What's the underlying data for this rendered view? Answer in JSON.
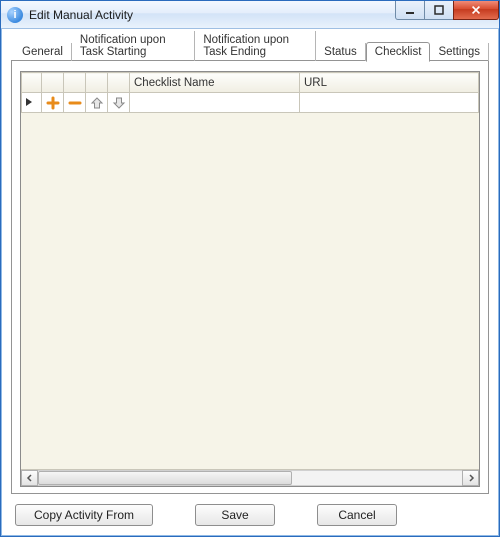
{
  "window": {
    "title": "Edit Manual Activity"
  },
  "tabs": [
    {
      "label": "General"
    },
    {
      "label": "Notification upon Task Starting"
    },
    {
      "label": "Notification upon Task Ending"
    },
    {
      "label": "Status"
    },
    {
      "label": "Checklist"
    },
    {
      "label": "Settings"
    }
  ],
  "active_tab_index": 4,
  "checklist": {
    "columns": {
      "name": "Checklist Name",
      "url": "URL"
    },
    "rows": [
      {
        "name": "",
        "url": ""
      }
    ],
    "row_buttons": {
      "add": "add-icon",
      "remove": "remove-icon",
      "up": "up-arrow-icon",
      "down": "down-arrow-icon"
    }
  },
  "buttons": {
    "copy_from": "Copy Activity From",
    "save": "Save",
    "cancel": "Cancel"
  }
}
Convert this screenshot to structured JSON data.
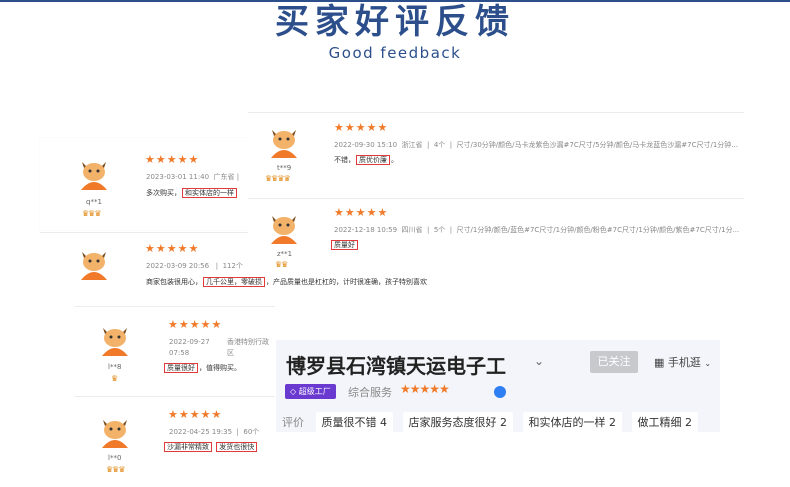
{
  "header": {
    "title": "买家好评反馈",
    "subtitle": "Good feedback"
  },
  "reviews": [
    {
      "user": "q**1",
      "crowns": "♛♛♛",
      "stars": "★★★★★",
      "date": "2023-03-01 11:40",
      "location": "广东省",
      "text_pre": "多次购买，",
      "highlight": "和实体店的一样",
      "text_post": ""
    },
    {
      "user": "t**9",
      "crowns": "♛♛♛♛",
      "stars": "★★★★★",
      "date": "2022-09-30 15:10",
      "location": "浙江省",
      "qty": "4个",
      "sku": "尺寸/30分钟/颜色/马卡龙紫色沙漏#7C尺寸/5分钟/颜色/马卡龙蓝色沙漏#7C尺寸/1分钟...",
      "text_pre": "不错，",
      "highlight": "质优价廉",
      "text_post": "。"
    },
    {
      "user": "",
      "crowns": "",
      "stars": "★★★★★",
      "date": "2022-03-09 20:56",
      "location": "112个",
      "text_pre": "商家包装很用心，",
      "highlight": "几千公里，零破损",
      "text_post": "，产品质量也是杠杠的，计时很准确，孩子特别喜欢"
    },
    {
      "user": "z**1",
      "crowns": "♛♛",
      "stars": "★★★★★",
      "date": "2022-12-18 10:59",
      "location": "四川省",
      "qty": "5个",
      "sku": "尺寸/1分钟/颜色/蓝色#7C尺寸/1分钟/颜色/粉色#7C尺寸/1分钟/颜色/紫色#7C尺寸/1分...",
      "text_pre": "",
      "highlight": "质量好",
      "text_post": ""
    },
    {
      "user": "l**8",
      "crowns": "♛",
      "stars": "★★★★★",
      "date": "2022-09-27 07:58",
      "location": "香港特别行政区",
      "text_pre": "",
      "highlight": "质量很好",
      "text_post": "，值得购买。"
    },
    {
      "user": "l**0",
      "crowns": "♛♛♛",
      "stars": "★★★★★",
      "date": "2022-04-25 19:35",
      "location": "60个",
      "text_pre": "",
      "highlight": "沙漏非常精致",
      "text_post": "",
      "highlight2": "发货也很快"
    }
  ],
  "shop": {
    "name": "博罗县石湾镇天运电子工",
    "follow_label": "已关注",
    "mobile_label": "手机逛",
    "badge": "超级工厂",
    "service_label": "综合服务",
    "service_stars": "★★★★★",
    "tags_label": "评价",
    "tags": [
      "质量很不错 4",
      "店家服务态度很好 2",
      "和实体店的一样 2",
      "做工精细 2"
    ]
  },
  "colors": {
    "accent": "#2c4f8c",
    "highlight": "#e23a3a",
    "star": "#f07a2a",
    "badge": "#6a3ad0"
  }
}
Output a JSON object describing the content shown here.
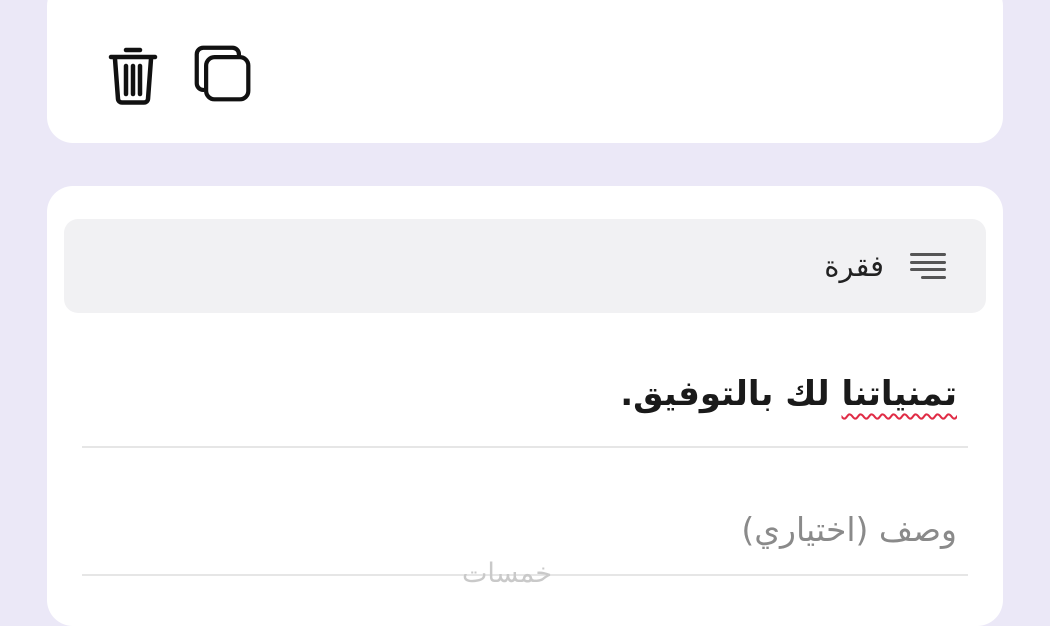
{
  "top_card": {
    "actions": [
      {
        "name": "delete-button",
        "icon": "trash-icon"
      },
      {
        "name": "duplicate-button",
        "icon": "copy-icon"
      }
    ]
  },
  "question": {
    "type_label": "فقرة",
    "type_icon": "paragraph-lines-icon",
    "content_spellchecked": "تمنياتنا",
    "content_rest": " لك بالتوفيق.",
    "description_placeholder": "وصف (اختياري)"
  },
  "watermark": "خمسات",
  "colors": {
    "background": "#ebe8f7",
    "card": "#ffffff",
    "type_bar": "#f1f1f3",
    "spellcheck_underline": "#e02b45"
  }
}
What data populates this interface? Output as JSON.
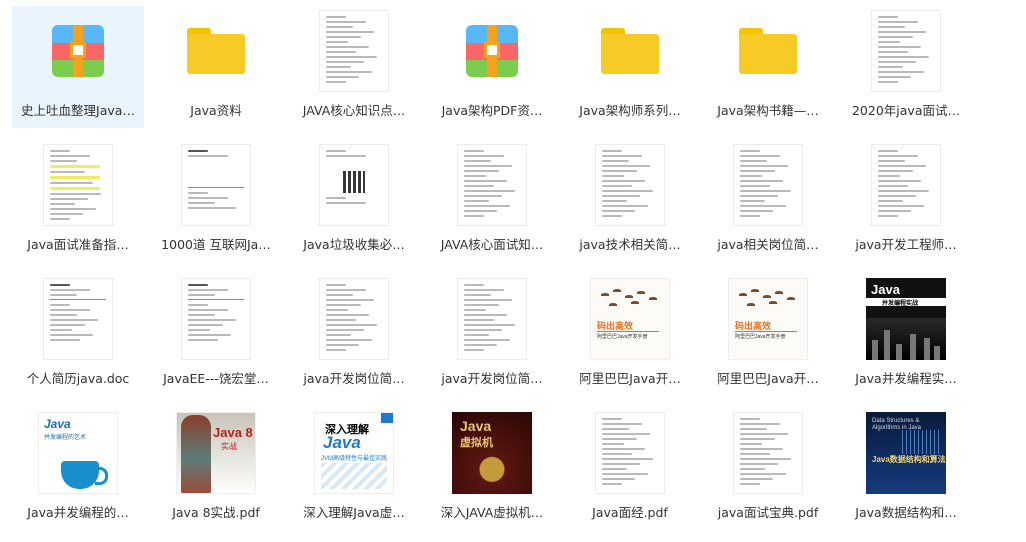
{
  "files": [
    {
      "label": "史上吐血整理Java…",
      "kind": "archive",
      "selected": true
    },
    {
      "label": "Java资料",
      "kind": "folder"
    },
    {
      "label": "JAVA核心知识点…",
      "kind": "doc"
    },
    {
      "label": "Java架构PDF资…",
      "kind": "archive"
    },
    {
      "label": "Java架构师系列…",
      "kind": "folder"
    },
    {
      "label": "Java架构书籍—…",
      "kind": "folder"
    },
    {
      "label": "2020年java面试…",
      "kind": "doc"
    },
    {
      "label": "Java面试准备指…",
      "kind": "doc-yellow"
    },
    {
      "label": "1000道 互联网Ja…",
      "kind": "doc-sparse"
    },
    {
      "label": "Java垃圾收集必…",
      "kind": "doc-qr"
    },
    {
      "label": "JAVA核心面试知…",
      "kind": "doc"
    },
    {
      "label": "java技术相关简…",
      "kind": "doc"
    },
    {
      "label": "java相关岗位简…",
      "kind": "doc"
    },
    {
      "label": "java开发工程师…",
      "kind": "doc"
    },
    {
      "label": "个人简历java.doc",
      "kind": "doc-table"
    },
    {
      "label": "JavaEE---饶宏堂…",
      "kind": "doc-table"
    },
    {
      "label": "java开发岗位简…",
      "kind": "doc"
    },
    {
      "label": "java开发岗位简…",
      "kind": "doc"
    },
    {
      "label": "阿里巴巴Java开…",
      "kind": "cover-ali"
    },
    {
      "label": "阿里巴巴Java开…",
      "kind": "cover-ali"
    },
    {
      "label": "Java并发编程实…",
      "kind": "cover-conc"
    },
    {
      "label": "Java并发编程的…",
      "kind": "cover-art"
    },
    {
      "label": "Java 8实战.pdf",
      "kind": "cover-j8"
    },
    {
      "label": "深入理解Java虚…",
      "kind": "cover-jvm1"
    },
    {
      "label": "深入JAVA虚拟机…",
      "kind": "cover-jvm2"
    },
    {
      "label": "Java面经.pdf",
      "kind": "doc"
    },
    {
      "label": "java面试宝典.pdf",
      "kind": "doc"
    },
    {
      "label": "Java数据结构和…",
      "kind": "cover-ds"
    }
  ],
  "covers": {
    "ali": {
      "title": "码出高效",
      "subtitle": "阿里巴巴Java开发手册"
    },
    "conc": {
      "title": "Java",
      "subtitle": "并发编程实战"
    },
    "art": {
      "title": "Java",
      "subtitle": "并发编程的艺术"
    },
    "j8": {
      "title": "Java 8",
      "subtitle": "实战"
    },
    "jvm1": {
      "title": "深入理解",
      "big": "Java",
      "subtitle": "JVM高级特性与最佳实践"
    },
    "jvm2": {
      "title": "Java",
      "subtitle": "虚拟机"
    },
    "ds": {
      "title": "Data Structures & Algorithms in Java",
      "subtitle": "Java数据结构和算法"
    }
  }
}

== Work to be completed ==
Track down the lines that include the word "location" and copy them.

== The solution ==
      "location": "广东省",
      "location": "浙江省",
      "location": "112个",
      "location": "四川省",
      "location": "香港特别行政区",
      "location": "60个",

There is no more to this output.